- _Task instructions_
Extract all lines that hold "this" from the records below.

- _Provided records_
■ ■ ■ ■
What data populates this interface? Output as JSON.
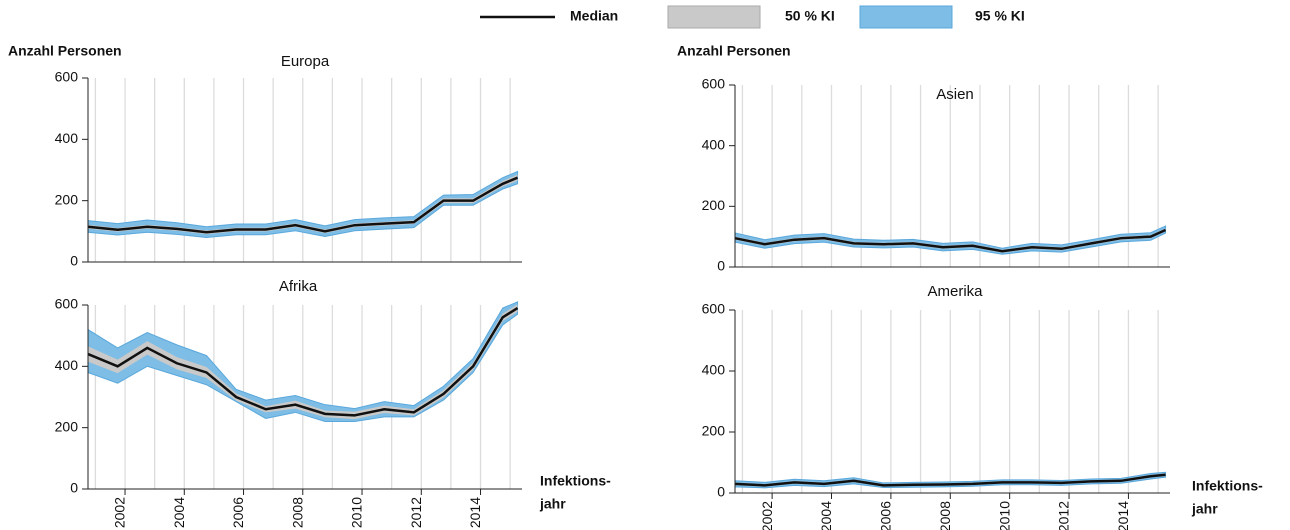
{
  "legend": [
    {
      "name": "Median",
      "color": "#111111"
    },
    {
      "name": "50 % KI",
      "color": "#c9c9c9"
    },
    {
      "name": "95 % KI",
      "color": "#7dbde6"
    }
  ],
  "chart_data": [
    {
      "type": "line",
      "title": "Europa",
      "ylabel": "Anzahl Personen",
      "x": [
        2000.75,
        2001.75,
        2002.75,
        2003.75,
        2004.75,
        2005.75,
        2006.75,
        2007.75,
        2008.75,
        2009.75,
        2010.75,
        2011.75,
        2012.75,
        2013.75,
        2014.75,
        2015.25
      ],
      "median": [
        115,
        105,
        115,
        108,
        97,
        106,
        106,
        120,
        100,
        120,
        125,
        130,
        200,
        200,
        255,
        275
      ],
      "ci50": {
        "lower": [
          109,
          99,
          109,
          102,
          91,
          100,
          100,
          114,
          94,
          114,
          119,
          124,
          192,
          192,
          246,
          265
        ],
        "upper": [
          121,
          111,
          121,
          114,
          103,
          112,
          112,
          126,
          106,
          126,
          131,
          136,
          208,
          208,
          264,
          285
        ]
      },
      "ci95": {
        "lower": [
          97,
          88,
          97,
          90,
          80,
          89,
          89,
          102,
          83,
          102,
          107,
          112,
          185,
          185,
          238,
          255
        ],
        "upper": [
          135,
          125,
          137,
          128,
          115,
          124,
          124,
          138,
          118,
          138,
          144,
          148,
          218,
          220,
          275,
          295
        ]
      },
      "xlim": [
        2000.75,
        2015.4
      ],
      "ylim": [
        0,
        600
      ],
      "yticks": [
        0,
        200,
        400,
        600
      ],
      "xgrid": [
        2001,
        2002,
        2003,
        2004,
        2005,
        2006,
        2007,
        2008,
        2009,
        2010,
        2011,
        2012,
        2013,
        2014,
        2015
      ]
    },
    {
      "type": "line",
      "title": "Afrika",
      "xlabel": [
        "Infektions-",
        "jahr"
      ],
      "x": [
        2000.75,
        2001.75,
        2002.75,
        2003.75,
        2004.75,
        2005.75,
        2006.75,
        2007.75,
        2008.75,
        2009.75,
        2010.75,
        2011.75,
        2012.75,
        2013.75,
        2014.75,
        2015.25
      ],
      "median": [
        440,
        400,
        460,
        410,
        380,
        300,
        260,
        275,
        245,
        240,
        260,
        250,
        310,
        400,
        560,
        590
      ],
      "ci50": {
        "lower": [
          415,
          378,
          438,
          390,
          362,
          288,
          250,
          262,
          234,
          228,
          248,
          240,
          298,
          388,
          548,
          578
        ],
        "upper": [
          465,
          422,
          482,
          430,
          398,
          312,
          270,
          288,
          256,
          252,
          272,
          260,
          322,
          412,
          572,
          602
        ]
      },
      "ci95": {
        "lower": [
          380,
          345,
          400,
          370,
          340,
          285,
          230,
          250,
          220,
          220,
          235,
          235,
          290,
          380,
          535,
          570
        ],
        "upper": [
          520,
          460,
          510,
          470,
          435,
          325,
          290,
          305,
          275,
          262,
          285,
          272,
          335,
          425,
          590,
          610
        ]
      },
      "xlim": [
        2000.75,
        2015.4
      ],
      "ylim": [
        0,
        600
      ],
      "yticks": [
        0,
        200,
        400,
        600
      ],
      "xticks": [
        2002,
        2004,
        2006,
        2008,
        2010,
        2012,
        2014
      ],
      "xgrid": [
        2001,
        2002,
        2003,
        2004,
        2005,
        2006,
        2007,
        2008,
        2009,
        2010,
        2011,
        2012,
        2013,
        2014,
        2015
      ]
    },
    {
      "type": "line",
      "title": "Asien",
      "ylabel": "Anzahl Personen",
      "x": [
        2000.75,
        2001.75,
        2002.75,
        2003.75,
        2004.75,
        2005.75,
        2006.75,
        2007.75,
        2008.75,
        2009.75,
        2010.75,
        2011.75,
        2012.75,
        2013.75,
        2014.75,
        2015.25
      ],
      "median": [
        95,
        75,
        90,
        95,
        78,
        75,
        78,
        65,
        70,
        52,
        65,
        60,
        78,
        95,
        100,
        122
      ],
      "ci50": {
        "lower": [
          90,
          70,
          85,
          90,
          73,
          70,
          73,
          60,
          65,
          47,
          60,
          55,
          73,
          90,
          95,
          117
        ],
        "upper": [
          100,
          80,
          95,
          100,
          83,
          80,
          83,
          70,
          75,
          57,
          70,
          65,
          83,
          100,
          105,
          127
        ]
      },
      "ci95": {
        "lower": [
          82,
          62,
          77,
          82,
          66,
          63,
          66,
          53,
          58,
          42,
          53,
          49,
          66,
          83,
          88,
          112
        ],
        "upper": [
          112,
          90,
          105,
          110,
          92,
          88,
          91,
          78,
          83,
          62,
          78,
          73,
          90,
          108,
          113,
          135
        ]
      },
      "xlim": [
        2000.75,
        2015.4
      ],
      "ylim": [
        0,
        600
      ],
      "yticks": [
        0,
        200,
        400,
        600
      ],
      "xgrid": [
        2001,
        2002,
        2003,
        2004,
        2005,
        2006,
        2007,
        2008,
        2009,
        2010,
        2011,
        2012,
        2013,
        2014,
        2015
      ]
    },
    {
      "type": "line",
      "title": "Amerika",
      "xlabel": [
        "Infektions-",
        "jahr"
      ],
      "x": [
        2000.75,
        2001.75,
        2002.75,
        2003.75,
        2004.75,
        2005.75,
        2006.75,
        2007.75,
        2008.75,
        2009.75,
        2010.75,
        2011.75,
        2012.75,
        2013.75,
        2014.75,
        2015.25
      ],
      "median": [
        30,
        25,
        35,
        30,
        40,
        25,
        27,
        28,
        30,
        35,
        35,
        33,
        38,
        40,
        55,
        60
      ],
      "ci50": {
        "lower": [
          26,
          21,
          31,
          26,
          36,
          21,
          23,
          24,
          26,
          31,
          31,
          29,
          34,
          36,
          51,
          56
        ],
        "upper": [
          34,
          29,
          39,
          34,
          44,
          29,
          31,
          32,
          34,
          39,
          39,
          37,
          42,
          44,
          59,
          64
        ]
      },
      "ci95": {
        "lower": [
          20,
          17,
          25,
          21,
          30,
          18,
          19,
          20,
          22,
          27,
          27,
          25,
          30,
          32,
          46,
          52
        ],
        "upper": [
          40,
          35,
          45,
          40,
          50,
          33,
          35,
          36,
          38,
          43,
          43,
          41,
          46,
          48,
          64,
          68
        ]
      },
      "xlim": [
        2000.75,
        2015.4
      ],
      "ylim": [
        0,
        600
      ],
      "yticks": [
        0,
        200,
        400,
        600
      ],
      "xticks": [
        2002,
        2004,
        2006,
        2008,
        2010,
        2012,
        2014
      ],
      "xgrid": [
        2001,
        2002,
        2003,
        2004,
        2005,
        2006,
        2007,
        2008,
        2009,
        2010,
        2011,
        2012,
        2013,
        2014,
        2015
      ]
    }
  ]
}
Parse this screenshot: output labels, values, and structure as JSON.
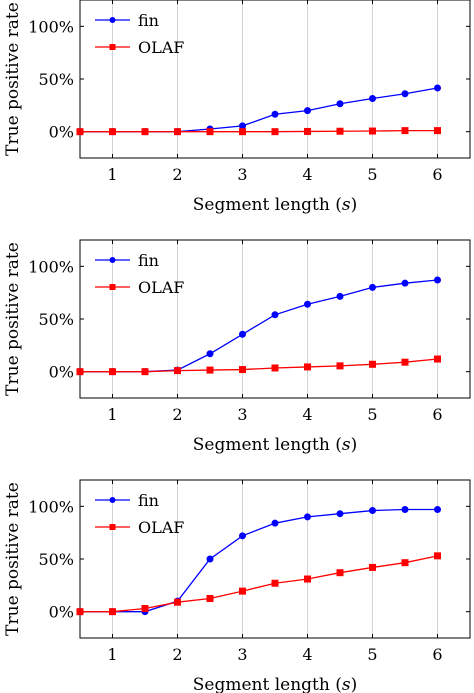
{
  "colors": {
    "fin": "#0000ff",
    "olaf": "#ff0000",
    "grid": "#c8c8c8",
    "axis": "#000000"
  },
  "chart_data": [
    {
      "type": "line",
      "xlabel": "Segment length (s)",
      "xlabel_parts": {
        "text": "Segment length (",
        "var": "s",
        "close": ")"
      },
      "ylabel": "True positive rate",
      "xlim": [
        0.5,
        6.5
      ],
      "ylim": [
        -25,
        125
      ],
      "xticks": [
        1,
        2,
        3,
        4,
        5,
        6
      ],
      "yticks": [
        0,
        50,
        100
      ],
      "ytick_labels": [
        "0%",
        "50%",
        "100%"
      ],
      "grid": "vertical",
      "legend": "top-left",
      "x": [
        0.5,
        1,
        1.5,
        2,
        2.5,
        3,
        3.5,
        4,
        4.5,
        5,
        5.5,
        6
      ],
      "series": [
        {
          "name": "fin",
          "marker": "circle",
          "values": [
            0,
            0,
            0,
            0,
            2.5,
            5.5,
            16.5,
            20,
            26.5,
            31.5,
            36,
            41.5
          ]
        },
        {
          "name": "OLAF",
          "marker": "square",
          "values": [
            0,
            0,
            0,
            0,
            0,
            0,
            0,
            0.2,
            0.4,
            0.6,
            1,
            1
          ]
        }
      ]
    },
    {
      "type": "line",
      "xlabel": "Segment length (s)",
      "xlabel_parts": {
        "text": "Segment length (",
        "var": "s",
        "close": ")"
      },
      "ylabel": "True positive rate",
      "xlim": [
        0.5,
        6.5
      ],
      "ylim": [
        -25,
        125
      ],
      "xticks": [
        1,
        2,
        3,
        4,
        5,
        6
      ],
      "yticks": [
        0,
        50,
        100
      ],
      "ytick_labels": [
        "0%",
        "50%",
        "100%"
      ],
      "grid": "vertical",
      "legend": "top-left",
      "x": [
        0.5,
        1,
        1.5,
        2,
        2.5,
        3,
        3.5,
        4,
        4.5,
        5,
        5.5,
        6
      ],
      "series": [
        {
          "name": "fin",
          "marker": "circle",
          "values": [
            0,
            0,
            0,
            1.5,
            17,
            35.5,
            54,
            64,
            71.5,
            80,
            84,
            87
          ]
        },
        {
          "name": "OLAF",
          "marker": "square",
          "values": [
            0,
            0,
            0,
            1,
            1.5,
            2,
            3.5,
            4.5,
            5.5,
            7,
            9,
            12
          ]
        }
      ]
    },
    {
      "type": "line",
      "xlabel": "Segment length (s)",
      "xlabel_parts": {
        "text": "Segment length (",
        "var": "s",
        "close": ")"
      },
      "ylabel": "True positive rate",
      "xlim": [
        0.5,
        6.5
      ],
      "ylim": [
        -25,
        125
      ],
      "xticks": [
        1,
        2,
        3,
        4,
        5,
        6
      ],
      "yticks": [
        0,
        50,
        100
      ],
      "ytick_labels": [
        "0%",
        "50%",
        "100%"
      ],
      "grid": "vertical",
      "legend": "top-left",
      "x": [
        0.5,
        1,
        1.5,
        2,
        2.5,
        3,
        3.5,
        4,
        4.5,
        5,
        5.5,
        6
      ],
      "series": [
        {
          "name": "fin",
          "marker": "circle",
          "values": [
            0,
            0,
            0,
            10,
            50,
            72,
            84,
            90,
            93,
            96,
            97,
            97
          ]
        },
        {
          "name": "OLAF",
          "marker": "square",
          "values": [
            0,
            0,
            3,
            9,
            12.5,
            19.5,
            27,
            31,
            37,
            42,
            46.5,
            53
          ]
        }
      ]
    }
  ]
}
■ ■ ■ ■
- _Exercise response_
What data populates this interface? Output as JSON.
Parse this screenshot: output labels, values, and structure as JSON.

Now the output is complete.